[Dataset excerpts]
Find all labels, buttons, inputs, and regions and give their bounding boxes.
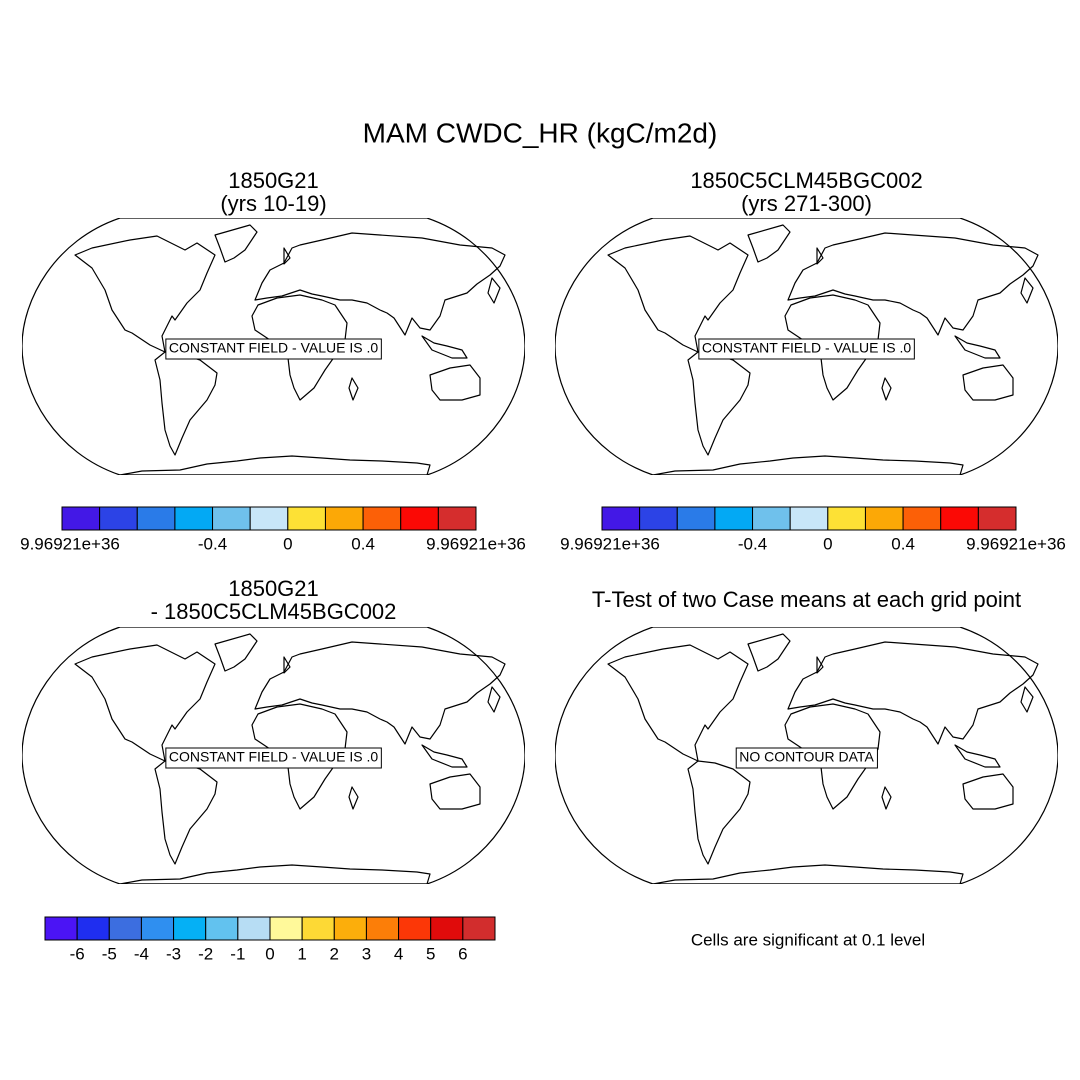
colorbar-box — [789, 506, 829, 531]
message: CONSTANT FIELD - VALUE IS .0 — [702, 340, 911, 356]
caption: Cells are significant at 0.1 level — [691, 930, 925, 949]
colorbar-box — [639, 506, 678, 531]
panel-title: 1850G21 — [228, 576, 319, 601]
colorbar-box — [462, 916, 496, 941]
colorbar-box — [301, 916, 335, 941]
panel-title: (yrs 271-300) — [741, 191, 872, 216]
colorbar-label: 2 — [330, 944, 339, 963]
map-panel: T-Test of two Case means at each grid po… — [555, 587, 1058, 884]
panel-title: (yrs 10-19) — [220, 191, 326, 216]
colorbar-box — [601, 506, 641, 531]
colorbar-label: 0 — [283, 534, 292, 553]
colorbar-box — [324, 506, 364, 531]
colorbar-label: 0.4 — [891, 534, 915, 553]
colorbar-box — [61, 506, 101, 531]
colorbar-label: 3 — [362, 944, 371, 963]
message: CONSTANT FIELD - VALUE IS .0 — [169, 749, 378, 765]
colorbar-box — [108, 916, 142, 941]
colorbar-box — [940, 506, 979, 531]
colorbar-label: 9.96921e+36 — [560, 534, 660, 553]
colorbar-label: -6 — [70, 944, 85, 963]
colorbar-box — [249, 506, 289, 531]
colorbar-box — [173, 916, 207, 941]
colorbar-label: 0 — [265, 944, 274, 963]
colorbar-box — [902, 506, 942, 531]
colorbar-label: 6 — [458, 944, 467, 963]
colorbar: 9.96921e+36 -0.4 0 0.4 9.96921e+36 — [20, 506, 526, 553]
colorbar-label: 9.96921e+36 — [426, 534, 526, 553]
colorbar-box — [212, 506, 251, 531]
colorbar-label: -4 — [134, 944, 149, 963]
colorbar-box — [437, 506, 477, 531]
colorbar-label: -5 — [102, 944, 117, 963]
colorbar: -6 -5 -4 -3 -2 -1 0 1 2 3 4 5 6 — [44, 916, 496, 963]
colorbar-box — [333, 916, 367, 941]
colorbar-label: -1 — [230, 944, 245, 963]
map-panel: 1850G21(yrs 10-19) CONSTANT FIELD - VALUE… — [22, 168, 525, 475]
colorbar-box — [430, 916, 464, 941]
message-box — [165, 747, 382, 769]
colorbar-box — [174, 506, 214, 531]
colorbar-box — [76, 916, 110, 941]
colorbar-box — [365, 916, 400, 941]
colorbar-box — [140, 916, 175, 941]
panel-title: T-Test of two Case means at each grid po… — [592, 587, 1021, 612]
colorbar-label: 9.96921e+36 — [966, 534, 1066, 553]
colorbar: 9.96921e+36 -0.4 0 0.4 9.96921e+36 — [560, 506, 1066, 553]
colorbar-label: -0.4 — [198, 534, 227, 553]
colorbar-box — [44, 916, 78, 941]
map-panel: 1850C5CLM45BGC002(yrs 271-300) CONSTANT F… — [555, 168, 1058, 475]
colorbar-label: 0.4 — [351, 534, 375, 553]
colorbar-label: 4 — [394, 944, 403, 963]
panel-title: 1850C5CLM45BGC002 — [690, 168, 922, 193]
colorbar-box — [269, 916, 303, 941]
colorbar-box — [676, 506, 716, 531]
colorbar-box — [400, 506, 439, 531]
message: NO CONTOUR DATA — [739, 749, 874, 765]
colorbar-box — [136, 506, 176, 531]
colorbar-box — [714, 506, 754, 531]
message-box — [165, 338, 382, 360]
colorbar-box — [977, 506, 1017, 531]
colorbar-label: -0.4 — [738, 534, 767, 553]
figure-title: MAM CWDC_HR (kgC/m2d) — [363, 117, 718, 148]
colorbar-label: 1 — [297, 944, 306, 963]
colorbar-box — [205, 916, 239, 941]
colorbar-box — [362, 506, 402, 531]
map-panel: 1850G21- 1850C5CLM45BGC002 CONSTANT FIELD… — [22, 576, 525, 884]
panel-title: - 1850C5CLM45BGC002 — [151, 599, 397, 624]
panel-title: 1850G21 — [228, 168, 319, 193]
colorbar-label: -3 — [166, 944, 181, 963]
colorbar-label: 5 — [426, 944, 435, 963]
colorbar-box — [752, 506, 791, 531]
colorbar-box — [287, 506, 326, 531]
colorbar-label: 0 — [823, 534, 832, 553]
colorbar-box — [864, 506, 904, 531]
colorbar-box — [99, 506, 138, 531]
colorbar-box — [827, 506, 866, 531]
colorbar-label: -2 — [198, 944, 213, 963]
colorbar-label: 9.96921e+36 — [20, 534, 120, 553]
colorbar-box — [237, 916, 271, 941]
message: CONSTANT FIELD - VALUE IS .0 — [169, 340, 378, 356]
message-box — [698, 338, 915, 360]
message-box — [735, 747, 878, 769]
colorbar-box — [398, 916, 432, 941]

▸ **Task brief**:
Please set down every line of the data above precisely, dropping the images.

▸ **Finished task**:
Find all labels, buttons, inputs, and regions and give their bounding boxes.
colorbar-box — [789, 506, 829, 531]
message: CONSTANT FIELD - VALUE IS .0 — [702, 340, 911, 356]
caption: Cells are significant at 0.1 level — [691, 930, 925, 949]
colorbar-box — [639, 506, 678, 531]
panel-title: 1850G21 — [228, 576, 319, 601]
colorbar-box — [462, 916, 496, 941]
colorbar-box — [301, 916, 335, 941]
panel-title: (yrs 271-300) — [741, 191, 872, 216]
colorbar-label: 2 — [330, 944, 339, 963]
map-panel: T-Test of two Case means at each grid po… — [555, 587, 1058, 884]
panel-title: (yrs 10-19) — [220, 191, 326, 216]
colorbar-box — [601, 506, 641, 531]
colorbar-label: 0 — [283, 534, 292, 553]
colorbar-box — [324, 506, 364, 531]
colorbar-label: 0.4 — [891, 534, 915, 553]
colorbar-box — [61, 506, 101, 531]
colorbar-label: 3 — [362, 944, 371, 963]
message: CONSTANT FIELD - VALUE IS .0 — [169, 749, 378, 765]
colorbar-box — [108, 916, 142, 941]
colorbar-box — [940, 506, 979, 531]
colorbar-label: 9.96921e+36 — [560, 534, 660, 553]
colorbar-label: -6 — [70, 944, 85, 963]
colorbar-box — [249, 506, 289, 531]
colorbar-box — [173, 916, 207, 941]
colorbar-label: 0 — [265, 944, 274, 963]
colorbar-box — [902, 506, 942, 531]
colorbar-label: 6 — [458, 944, 467, 963]
colorbar: 9.96921e+36 -0.4 0 0.4 9.96921e+36 — [20, 506, 526, 553]
colorbar-label: 9.96921e+36 — [426, 534, 526, 553]
colorbar-box — [212, 506, 251, 531]
colorbar-label: -4 — [134, 944, 149, 963]
colorbar-box — [437, 506, 477, 531]
colorbar-label: -5 — [102, 944, 117, 963]
colorbar: -6 -5 -4 -3 -2 -1 0 1 2 3 4 5 6 — [44, 916, 496, 963]
colorbar-box — [333, 916, 367, 941]
colorbar-label: -1 — [230, 944, 245, 963]
map-panel: 1850G21(yrs 10-19) CONSTANT FIELD - VALUE… — [22, 168, 525, 475]
colorbar-box — [430, 916, 464, 941]
message-box — [165, 747, 382, 769]
colorbar-box — [174, 506, 214, 531]
colorbar-box — [76, 916, 110, 941]
colorbar-box — [365, 916, 400, 941]
colorbar-box — [140, 916, 175, 941]
panel-title: T-Test of two Case means at each grid po… — [592, 587, 1021, 612]
colorbar-label: 9.96921e+36 — [966, 534, 1066, 553]
colorbar: 9.96921e+36 -0.4 0 0.4 9.96921e+36 — [560, 506, 1066, 553]
colorbar-label: -0.4 — [198, 534, 227, 553]
colorbar-box — [44, 916, 78, 941]
map-panel: 1850C5CLM45BGC002(yrs 271-300) CONSTANT F… — [555, 168, 1058, 475]
colorbar-label: 0.4 — [351, 534, 375, 553]
colorbar-label: 4 — [394, 944, 403, 963]
panel-title: 1850C5CLM45BGC002 — [690, 168, 922, 193]
colorbar-box — [269, 916, 303, 941]
colorbar-box — [676, 506, 716, 531]
colorbar-box — [400, 506, 439, 531]
message: NO CONTOUR DATA — [739, 749, 874, 765]
colorbar-box — [136, 506, 176, 531]
colorbar-box — [714, 506, 754, 531]
message-box — [165, 338, 382, 360]
colorbar-box — [977, 506, 1017, 531]
colorbar-label: -0.4 — [738, 534, 767, 553]
figure-title: MAM CWDC_HR (kgC/m2d) — [363, 117, 718, 148]
colorbar-label: 1 — [297, 944, 306, 963]
colorbar-box — [205, 916, 239, 941]
colorbar-box — [362, 506, 402, 531]
map-panel: 1850G21- 1850C5CLM45BGC002 CONSTANT FIELD… — [22, 576, 525, 884]
panel-title: - 1850C5CLM45BGC002 — [151, 599, 397, 624]
panel-title: 1850G21 — [228, 168, 319, 193]
colorbar-label: -3 — [166, 944, 181, 963]
colorbar-label: 5 — [426, 944, 435, 963]
colorbar-box — [752, 506, 791, 531]
colorbar-box — [287, 506, 326, 531]
colorbar-label: 0 — [823, 534, 832, 553]
colorbar-box — [864, 506, 904, 531]
colorbar-box — [99, 506, 138, 531]
colorbar-box — [827, 506, 866, 531]
colorbar-label: -2 — [198, 944, 213, 963]
colorbar-label: 9.96921e+36 — [20, 534, 120, 553]
colorbar-box — [237, 916, 271, 941]
message: CONSTANT FIELD - VALUE IS .0 — [169, 340, 378, 356]
message-box — [698, 338, 915, 360]
message-box — [735, 747, 878, 769]
colorbar-box — [398, 916, 432, 941]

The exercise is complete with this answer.